PROBLEM TO WORK ON: Copy the lines holding the word "value", all of them.

☆ ☆ ☆

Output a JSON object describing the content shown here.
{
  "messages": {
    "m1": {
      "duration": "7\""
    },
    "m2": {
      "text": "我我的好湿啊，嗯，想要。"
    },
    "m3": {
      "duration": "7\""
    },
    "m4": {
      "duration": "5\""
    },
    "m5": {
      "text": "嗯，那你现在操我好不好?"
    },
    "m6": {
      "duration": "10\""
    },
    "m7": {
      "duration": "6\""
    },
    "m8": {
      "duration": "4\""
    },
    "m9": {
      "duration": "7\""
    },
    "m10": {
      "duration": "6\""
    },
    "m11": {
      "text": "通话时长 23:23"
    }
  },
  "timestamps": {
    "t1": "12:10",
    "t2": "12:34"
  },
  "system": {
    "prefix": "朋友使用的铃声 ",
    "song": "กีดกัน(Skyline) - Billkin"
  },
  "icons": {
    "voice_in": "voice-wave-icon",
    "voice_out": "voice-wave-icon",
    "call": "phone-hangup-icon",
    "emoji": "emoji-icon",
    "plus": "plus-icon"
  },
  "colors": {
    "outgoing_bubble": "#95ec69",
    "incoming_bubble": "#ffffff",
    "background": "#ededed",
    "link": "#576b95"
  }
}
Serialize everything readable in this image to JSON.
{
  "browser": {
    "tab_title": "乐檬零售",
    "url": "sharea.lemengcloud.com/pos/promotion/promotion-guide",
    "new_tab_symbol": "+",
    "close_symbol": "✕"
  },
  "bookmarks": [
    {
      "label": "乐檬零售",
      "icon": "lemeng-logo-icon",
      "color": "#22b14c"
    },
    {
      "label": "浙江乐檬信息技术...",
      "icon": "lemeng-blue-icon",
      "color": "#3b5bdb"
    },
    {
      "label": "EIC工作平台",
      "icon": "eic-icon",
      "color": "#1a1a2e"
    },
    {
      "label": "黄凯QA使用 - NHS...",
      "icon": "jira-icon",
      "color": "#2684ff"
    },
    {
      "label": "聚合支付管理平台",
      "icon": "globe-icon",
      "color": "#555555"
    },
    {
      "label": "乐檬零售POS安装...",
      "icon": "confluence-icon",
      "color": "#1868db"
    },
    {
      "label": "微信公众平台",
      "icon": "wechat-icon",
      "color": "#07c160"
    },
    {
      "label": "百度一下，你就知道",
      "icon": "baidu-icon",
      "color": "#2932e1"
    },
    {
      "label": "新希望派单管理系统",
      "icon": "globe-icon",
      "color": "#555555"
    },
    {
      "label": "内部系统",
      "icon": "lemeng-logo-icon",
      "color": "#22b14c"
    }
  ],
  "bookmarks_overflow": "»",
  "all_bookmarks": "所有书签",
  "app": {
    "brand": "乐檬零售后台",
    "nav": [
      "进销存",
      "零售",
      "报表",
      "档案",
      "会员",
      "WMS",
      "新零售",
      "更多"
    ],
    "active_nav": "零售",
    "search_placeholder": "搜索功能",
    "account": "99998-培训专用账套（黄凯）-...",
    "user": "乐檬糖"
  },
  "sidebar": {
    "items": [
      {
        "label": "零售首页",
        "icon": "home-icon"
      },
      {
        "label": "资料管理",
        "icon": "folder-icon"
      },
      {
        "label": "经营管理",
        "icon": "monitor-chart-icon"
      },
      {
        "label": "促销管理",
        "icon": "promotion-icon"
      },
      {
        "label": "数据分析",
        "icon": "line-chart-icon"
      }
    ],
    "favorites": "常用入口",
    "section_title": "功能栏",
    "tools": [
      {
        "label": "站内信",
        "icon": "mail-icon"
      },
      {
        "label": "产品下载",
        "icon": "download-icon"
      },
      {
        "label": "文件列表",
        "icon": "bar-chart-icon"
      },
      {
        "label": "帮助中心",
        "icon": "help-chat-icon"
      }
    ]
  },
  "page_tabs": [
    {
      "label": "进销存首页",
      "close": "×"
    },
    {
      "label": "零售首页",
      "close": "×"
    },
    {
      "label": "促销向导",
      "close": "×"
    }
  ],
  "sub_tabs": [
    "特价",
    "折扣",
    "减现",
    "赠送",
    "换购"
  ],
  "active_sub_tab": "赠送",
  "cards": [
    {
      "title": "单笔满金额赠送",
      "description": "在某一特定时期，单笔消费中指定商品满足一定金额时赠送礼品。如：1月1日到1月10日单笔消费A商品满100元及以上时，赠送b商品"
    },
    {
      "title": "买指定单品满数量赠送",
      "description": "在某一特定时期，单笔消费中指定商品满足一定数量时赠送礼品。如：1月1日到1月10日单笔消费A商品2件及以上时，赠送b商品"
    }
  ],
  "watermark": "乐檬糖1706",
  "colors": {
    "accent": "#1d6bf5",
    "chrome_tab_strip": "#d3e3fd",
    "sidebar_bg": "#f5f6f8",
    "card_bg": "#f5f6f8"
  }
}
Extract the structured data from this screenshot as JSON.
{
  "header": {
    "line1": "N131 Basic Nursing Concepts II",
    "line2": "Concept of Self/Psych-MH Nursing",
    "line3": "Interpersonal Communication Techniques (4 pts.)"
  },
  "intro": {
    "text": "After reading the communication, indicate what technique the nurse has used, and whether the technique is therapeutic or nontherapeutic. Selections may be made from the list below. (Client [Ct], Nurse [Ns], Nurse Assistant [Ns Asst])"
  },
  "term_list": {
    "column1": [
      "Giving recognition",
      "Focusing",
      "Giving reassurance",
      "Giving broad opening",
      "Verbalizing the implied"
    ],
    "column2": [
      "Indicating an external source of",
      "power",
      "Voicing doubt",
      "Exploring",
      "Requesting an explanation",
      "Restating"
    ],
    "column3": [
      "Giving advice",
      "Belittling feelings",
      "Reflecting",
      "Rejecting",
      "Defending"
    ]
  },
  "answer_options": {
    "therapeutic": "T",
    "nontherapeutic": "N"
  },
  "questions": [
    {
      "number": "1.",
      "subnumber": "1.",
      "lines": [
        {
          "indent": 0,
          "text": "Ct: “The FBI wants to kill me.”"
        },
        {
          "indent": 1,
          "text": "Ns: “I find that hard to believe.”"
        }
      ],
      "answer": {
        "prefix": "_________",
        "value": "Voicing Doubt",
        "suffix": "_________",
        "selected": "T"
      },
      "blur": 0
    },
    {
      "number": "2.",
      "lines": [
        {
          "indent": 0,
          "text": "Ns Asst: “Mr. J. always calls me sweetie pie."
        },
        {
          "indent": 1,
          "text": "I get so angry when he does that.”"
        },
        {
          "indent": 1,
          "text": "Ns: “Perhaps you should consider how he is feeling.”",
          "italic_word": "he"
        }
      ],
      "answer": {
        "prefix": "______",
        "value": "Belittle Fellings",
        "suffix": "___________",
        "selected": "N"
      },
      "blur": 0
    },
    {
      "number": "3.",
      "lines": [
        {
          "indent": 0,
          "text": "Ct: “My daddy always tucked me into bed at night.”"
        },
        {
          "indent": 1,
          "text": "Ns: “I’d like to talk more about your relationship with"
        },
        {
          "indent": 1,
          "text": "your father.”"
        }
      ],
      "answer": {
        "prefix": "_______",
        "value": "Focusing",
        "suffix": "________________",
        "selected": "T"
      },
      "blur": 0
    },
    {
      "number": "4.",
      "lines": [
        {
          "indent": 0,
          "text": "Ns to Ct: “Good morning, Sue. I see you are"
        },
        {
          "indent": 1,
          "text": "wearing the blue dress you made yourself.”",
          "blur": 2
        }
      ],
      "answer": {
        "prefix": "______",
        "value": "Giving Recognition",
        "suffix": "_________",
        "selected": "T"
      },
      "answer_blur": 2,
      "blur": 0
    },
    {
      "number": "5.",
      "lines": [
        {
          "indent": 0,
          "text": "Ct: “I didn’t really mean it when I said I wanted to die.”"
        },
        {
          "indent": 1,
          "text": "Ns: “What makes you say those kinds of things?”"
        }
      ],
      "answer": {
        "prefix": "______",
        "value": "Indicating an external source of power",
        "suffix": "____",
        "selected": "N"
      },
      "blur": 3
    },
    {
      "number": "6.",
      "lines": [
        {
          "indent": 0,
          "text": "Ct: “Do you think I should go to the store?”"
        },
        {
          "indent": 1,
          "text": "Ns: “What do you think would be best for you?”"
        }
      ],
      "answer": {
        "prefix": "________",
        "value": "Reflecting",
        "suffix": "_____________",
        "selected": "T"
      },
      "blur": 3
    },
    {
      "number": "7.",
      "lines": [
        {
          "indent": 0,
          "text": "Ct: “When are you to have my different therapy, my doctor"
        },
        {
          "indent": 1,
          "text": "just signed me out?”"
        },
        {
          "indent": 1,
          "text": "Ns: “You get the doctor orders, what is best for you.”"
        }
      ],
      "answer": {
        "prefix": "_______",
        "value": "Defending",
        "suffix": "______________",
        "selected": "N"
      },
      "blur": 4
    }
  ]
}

☆ ☆ ☆

TASK SOLUTION:
        "value": "Voicing Doubt",
        "value": "Belittle Fellings",
        "value": "Focusing",
        "value": "Giving Recognition",
        "value": "Indicating an external source of power",
        "value": "Reflecting",
        "value": "Defending",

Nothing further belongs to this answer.